#### EXERCISE BRIEF:
Note how many lines hold the string "this" and give that number without any other words.

Raw records:
[Start]

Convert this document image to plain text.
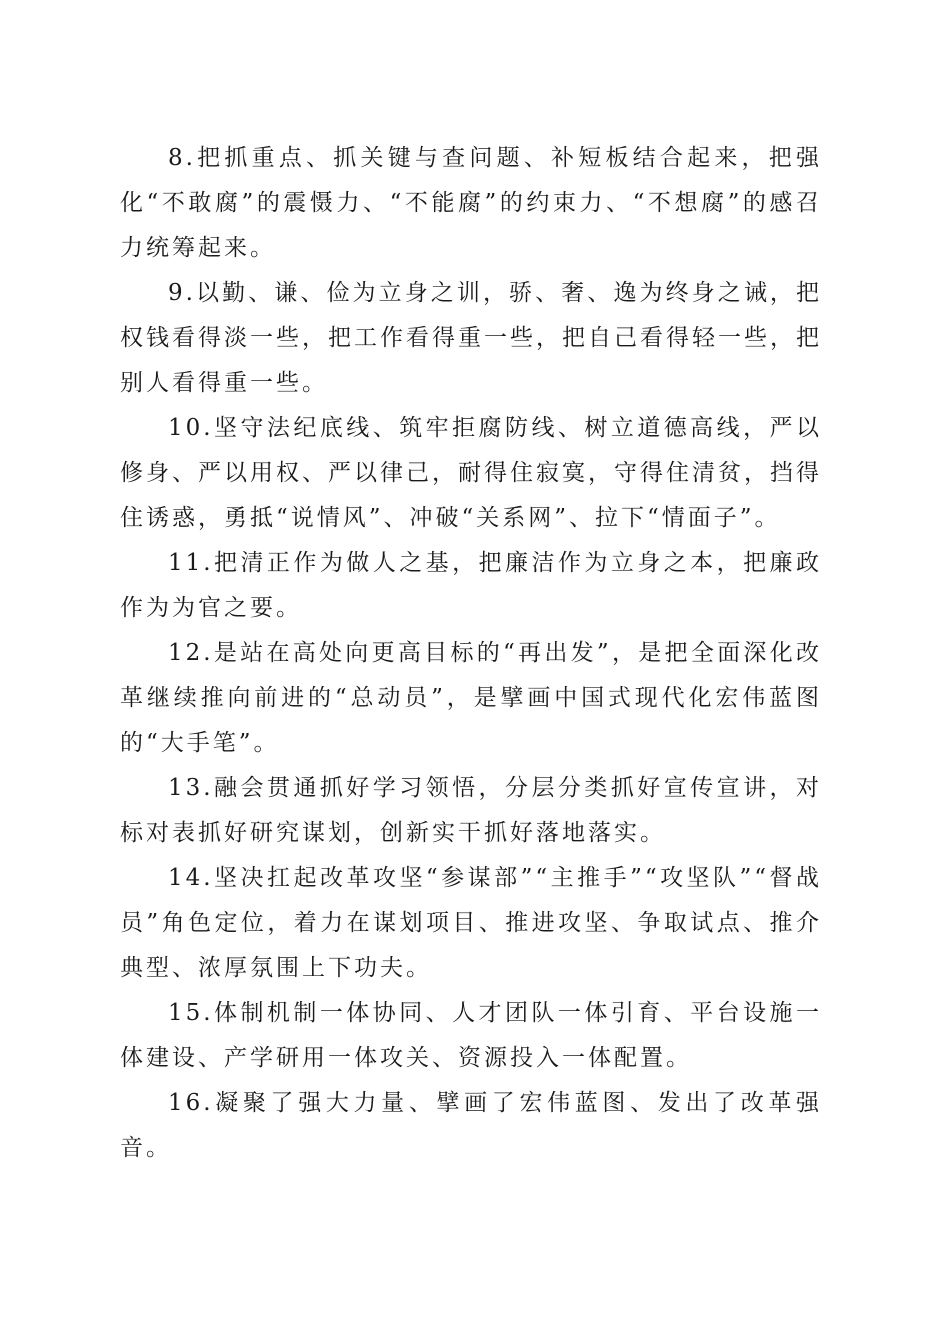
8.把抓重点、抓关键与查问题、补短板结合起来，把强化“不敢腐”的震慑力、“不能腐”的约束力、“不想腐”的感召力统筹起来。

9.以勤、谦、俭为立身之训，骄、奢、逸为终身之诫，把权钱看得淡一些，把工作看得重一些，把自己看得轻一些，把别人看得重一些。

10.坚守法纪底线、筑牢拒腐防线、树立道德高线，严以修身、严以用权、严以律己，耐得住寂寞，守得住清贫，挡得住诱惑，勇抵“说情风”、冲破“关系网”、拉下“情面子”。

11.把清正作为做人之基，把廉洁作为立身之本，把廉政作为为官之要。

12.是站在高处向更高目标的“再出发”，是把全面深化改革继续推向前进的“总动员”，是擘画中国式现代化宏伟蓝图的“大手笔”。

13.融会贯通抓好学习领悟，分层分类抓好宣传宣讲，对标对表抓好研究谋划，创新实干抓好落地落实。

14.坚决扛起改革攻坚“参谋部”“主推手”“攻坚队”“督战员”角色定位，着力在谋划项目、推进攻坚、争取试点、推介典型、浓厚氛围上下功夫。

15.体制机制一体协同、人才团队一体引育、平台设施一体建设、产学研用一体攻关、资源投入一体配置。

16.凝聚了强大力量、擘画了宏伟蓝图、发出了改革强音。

[End]
[Start]

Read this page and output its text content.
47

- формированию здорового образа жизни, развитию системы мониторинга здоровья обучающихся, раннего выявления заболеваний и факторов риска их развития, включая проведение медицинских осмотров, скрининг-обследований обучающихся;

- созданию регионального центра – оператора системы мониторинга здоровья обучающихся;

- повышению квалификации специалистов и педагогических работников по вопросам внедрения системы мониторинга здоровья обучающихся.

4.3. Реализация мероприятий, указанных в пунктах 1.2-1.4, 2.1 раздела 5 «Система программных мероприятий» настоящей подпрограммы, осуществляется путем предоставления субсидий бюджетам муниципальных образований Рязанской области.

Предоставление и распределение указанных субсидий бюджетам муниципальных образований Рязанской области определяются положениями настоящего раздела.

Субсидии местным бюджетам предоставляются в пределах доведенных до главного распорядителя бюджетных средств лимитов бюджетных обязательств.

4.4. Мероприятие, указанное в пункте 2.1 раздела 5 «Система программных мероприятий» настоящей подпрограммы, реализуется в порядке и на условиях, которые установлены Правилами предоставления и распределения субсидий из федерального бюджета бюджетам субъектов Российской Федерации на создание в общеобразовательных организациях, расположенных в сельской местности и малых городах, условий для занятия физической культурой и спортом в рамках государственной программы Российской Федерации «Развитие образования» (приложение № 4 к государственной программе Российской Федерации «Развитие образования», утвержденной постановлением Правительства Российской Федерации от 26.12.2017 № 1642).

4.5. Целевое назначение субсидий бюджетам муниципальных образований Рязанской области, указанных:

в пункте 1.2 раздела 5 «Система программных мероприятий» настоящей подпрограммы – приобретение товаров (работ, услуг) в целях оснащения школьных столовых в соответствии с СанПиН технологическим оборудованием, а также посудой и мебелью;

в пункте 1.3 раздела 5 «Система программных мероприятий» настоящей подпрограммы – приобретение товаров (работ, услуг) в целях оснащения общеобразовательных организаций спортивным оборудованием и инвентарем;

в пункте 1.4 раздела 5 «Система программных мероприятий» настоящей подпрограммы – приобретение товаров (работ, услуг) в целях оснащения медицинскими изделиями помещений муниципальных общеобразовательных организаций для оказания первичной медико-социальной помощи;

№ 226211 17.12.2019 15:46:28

[End]

#### OUTPUT:
2